→ WHAT YOU NEED TO DO:
Copy out all of the data below with no alterations.

→ RAW DATA:
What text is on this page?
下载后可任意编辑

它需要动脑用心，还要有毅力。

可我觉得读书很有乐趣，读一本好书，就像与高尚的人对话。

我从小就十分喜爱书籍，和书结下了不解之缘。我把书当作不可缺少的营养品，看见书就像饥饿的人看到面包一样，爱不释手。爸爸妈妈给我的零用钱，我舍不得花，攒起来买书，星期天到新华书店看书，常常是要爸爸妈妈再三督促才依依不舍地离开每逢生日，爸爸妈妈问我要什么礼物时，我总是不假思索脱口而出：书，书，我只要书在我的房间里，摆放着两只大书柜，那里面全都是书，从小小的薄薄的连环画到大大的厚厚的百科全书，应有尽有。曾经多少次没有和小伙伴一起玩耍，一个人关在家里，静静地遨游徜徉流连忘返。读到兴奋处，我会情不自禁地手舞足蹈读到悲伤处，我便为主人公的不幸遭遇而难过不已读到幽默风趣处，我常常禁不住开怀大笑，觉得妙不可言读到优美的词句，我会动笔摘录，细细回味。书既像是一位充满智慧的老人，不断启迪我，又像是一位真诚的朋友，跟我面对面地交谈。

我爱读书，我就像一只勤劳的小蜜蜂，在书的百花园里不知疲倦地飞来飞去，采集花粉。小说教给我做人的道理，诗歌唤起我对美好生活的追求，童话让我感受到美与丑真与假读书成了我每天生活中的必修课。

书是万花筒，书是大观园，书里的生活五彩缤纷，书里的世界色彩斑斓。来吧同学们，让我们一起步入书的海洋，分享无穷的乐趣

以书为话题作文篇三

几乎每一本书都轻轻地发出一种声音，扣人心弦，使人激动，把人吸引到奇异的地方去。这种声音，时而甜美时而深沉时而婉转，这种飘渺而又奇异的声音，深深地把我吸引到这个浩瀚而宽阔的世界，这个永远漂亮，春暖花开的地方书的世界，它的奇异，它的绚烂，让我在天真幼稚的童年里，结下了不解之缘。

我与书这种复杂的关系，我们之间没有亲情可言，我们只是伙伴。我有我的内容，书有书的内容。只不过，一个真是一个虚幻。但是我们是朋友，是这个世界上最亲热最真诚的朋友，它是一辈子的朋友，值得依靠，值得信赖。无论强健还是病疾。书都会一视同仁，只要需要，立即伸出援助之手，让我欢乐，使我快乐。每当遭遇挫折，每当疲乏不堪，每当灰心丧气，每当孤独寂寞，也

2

→ TASK RESULT:
What text is on this page?
下载后可任意编辑

它需要动脑用心，还要有毅力。

可我觉得读书很有乐趣，读一本好书，就像与高尚的人对话。

我从小就十分喜爱书籍，和书结下了不解之缘。我把书当作不可缺少的营养品，看见书就像饥饿的人看到面包一样，爱不释手。爸爸妈妈给我的零用钱，我舍不得花，攒起来买书，星期天到新华书店看书，常常是要爸爸妈妈再三督促才依依不舍地离开每逢生日，爸爸妈妈问我要什么礼物时，我总是不假思索脱口而出：书，书，我只要书在我的房间里，摆放着两只大书柜，那里面全都是书，从小小的薄薄的连环画到大大的厚厚的百科全书，应有尽有。曾经多少次没有和小伙伴一起玩耍，一个人关在家里，静静地遨游徜徉流连忘返。读到兴奋处，我会情不自禁地手舞足蹈读到悲伤处，我便为主人公的不幸遭遇而难过不已读到幽默风趣处，我常常禁不住开怀大笑，觉得妙不可言读到优美的词句，我会动笔摘录，细细回味。书既像是一位充满智慧的老人，不断启迪我，又像是一位真诚的朋友，跟我面对面地交谈。

我爱读书，我就像一只勤劳的小蜜蜂，在书的百花园里不知疲倦地飞来飞去，采集花粉。小说教给我做人的道理，诗歌唤起我对美好生活的追求，童话让我感受到美与丑真与假读书成了我每天生活中的必修课。

书是万花筒，书是大观园，书里的生活五彩缤纷，书里的世界色彩斑斓。来吧同学们，让我们一起步入书的海洋，分享无穷的乐趣

以书为话题作文篇三

几乎每一本书都轻轻地发出一种声音，扣人心弦，使人激动，把人吸引到奇异的地方去。这种声音，时而甜美时而深沉时而婉转，这种飘渺而又奇异的声音，深深地把我吸引到这个浩瀚而宽阔的世界，这个永远漂亮，春暖花开的地方书的世界，它的奇异，它的绚烂，让我在天真幼稚的童年里，结下了不解之缘。

我与书这种复杂的关系，我们之间没有亲情可言，我们只是伙伴。我有我的内容，书有书的内容。只不过，一个真是一个虚幻。但是我们是朋友，是这个世界上最亲热最真诚的朋友，它是一辈子的朋友，值得依靠，值得信赖。无论强健还是病疾。书都会一视同仁，只要需要，立即伸出援助之手，让我欢乐，使我快乐。每当遭遇挫折，每当疲乏不堪，每当灰心丧气，每当孤独寂寞，也

2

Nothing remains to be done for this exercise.